> Records from a data source:

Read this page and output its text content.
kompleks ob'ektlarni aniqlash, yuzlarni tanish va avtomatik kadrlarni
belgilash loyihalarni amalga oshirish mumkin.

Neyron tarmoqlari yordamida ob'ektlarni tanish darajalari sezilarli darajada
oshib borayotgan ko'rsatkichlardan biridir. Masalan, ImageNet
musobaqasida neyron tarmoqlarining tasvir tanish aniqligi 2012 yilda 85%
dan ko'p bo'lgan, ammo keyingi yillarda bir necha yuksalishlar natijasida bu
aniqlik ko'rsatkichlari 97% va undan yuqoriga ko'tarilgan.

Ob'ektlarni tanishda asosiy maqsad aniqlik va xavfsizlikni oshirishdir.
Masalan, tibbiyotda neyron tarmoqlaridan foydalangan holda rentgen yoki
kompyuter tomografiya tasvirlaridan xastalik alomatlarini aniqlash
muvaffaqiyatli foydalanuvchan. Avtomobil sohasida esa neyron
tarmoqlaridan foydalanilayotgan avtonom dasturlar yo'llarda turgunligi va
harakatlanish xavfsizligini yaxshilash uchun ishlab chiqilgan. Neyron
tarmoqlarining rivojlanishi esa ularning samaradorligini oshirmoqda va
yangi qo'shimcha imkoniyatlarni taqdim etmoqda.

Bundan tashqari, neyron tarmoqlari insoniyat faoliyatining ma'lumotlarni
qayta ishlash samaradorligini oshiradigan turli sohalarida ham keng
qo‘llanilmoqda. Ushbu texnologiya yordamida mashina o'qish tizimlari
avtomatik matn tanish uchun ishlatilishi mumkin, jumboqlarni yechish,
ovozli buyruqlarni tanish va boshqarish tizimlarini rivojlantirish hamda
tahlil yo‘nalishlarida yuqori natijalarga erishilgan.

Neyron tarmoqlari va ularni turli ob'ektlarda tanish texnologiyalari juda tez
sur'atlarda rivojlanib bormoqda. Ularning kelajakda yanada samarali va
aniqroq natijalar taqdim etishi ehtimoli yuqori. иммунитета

> Direction: Which lines in the records above contain the string "mumkin"? Copy each one.

> Task result:
belgilash loyihalarni amalga oshirish mumkin.
avtomatik matn tanish uchun ishlatilishi mumkin, jumboqlarni yechish,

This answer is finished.